• **THE PROBLEM**: In the data below, find each line containing the string "will" and return it.

• **TASK INPUT**:
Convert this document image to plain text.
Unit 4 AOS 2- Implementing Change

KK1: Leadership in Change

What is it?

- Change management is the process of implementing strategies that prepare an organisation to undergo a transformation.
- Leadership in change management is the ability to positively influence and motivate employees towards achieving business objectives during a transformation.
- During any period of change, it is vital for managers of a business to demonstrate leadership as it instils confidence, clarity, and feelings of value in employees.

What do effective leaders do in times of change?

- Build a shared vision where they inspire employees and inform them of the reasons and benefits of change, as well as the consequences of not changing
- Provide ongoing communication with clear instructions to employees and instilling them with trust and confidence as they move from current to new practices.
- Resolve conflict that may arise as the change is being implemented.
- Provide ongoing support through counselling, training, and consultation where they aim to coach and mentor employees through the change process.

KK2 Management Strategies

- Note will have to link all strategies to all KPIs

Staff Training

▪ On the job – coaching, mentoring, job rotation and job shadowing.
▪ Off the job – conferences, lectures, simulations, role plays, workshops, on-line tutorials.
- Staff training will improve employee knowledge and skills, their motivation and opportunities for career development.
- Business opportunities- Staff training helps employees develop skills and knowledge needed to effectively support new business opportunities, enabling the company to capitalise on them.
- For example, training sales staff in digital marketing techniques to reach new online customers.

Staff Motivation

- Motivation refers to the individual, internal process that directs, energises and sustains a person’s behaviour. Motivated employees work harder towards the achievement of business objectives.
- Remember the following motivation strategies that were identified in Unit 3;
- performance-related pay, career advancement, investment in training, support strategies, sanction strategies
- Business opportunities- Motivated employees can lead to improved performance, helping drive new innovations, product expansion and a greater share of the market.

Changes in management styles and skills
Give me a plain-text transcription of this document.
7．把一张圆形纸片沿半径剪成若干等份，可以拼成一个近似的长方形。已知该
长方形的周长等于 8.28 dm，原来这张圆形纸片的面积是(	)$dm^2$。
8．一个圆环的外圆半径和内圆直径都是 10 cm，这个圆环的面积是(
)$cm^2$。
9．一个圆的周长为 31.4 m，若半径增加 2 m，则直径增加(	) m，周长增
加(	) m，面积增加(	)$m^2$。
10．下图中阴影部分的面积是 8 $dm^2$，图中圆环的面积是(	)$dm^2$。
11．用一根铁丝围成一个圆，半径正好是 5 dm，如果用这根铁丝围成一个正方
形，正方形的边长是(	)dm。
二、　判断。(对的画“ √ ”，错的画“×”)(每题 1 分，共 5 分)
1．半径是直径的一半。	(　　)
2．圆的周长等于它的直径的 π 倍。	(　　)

• **RESULT FOR THIS EXERCISE**:
- Note will have to link all strategies to all KPIs
- Staff training will improve employee knowledge and skills, their motivation and opportunities for career development.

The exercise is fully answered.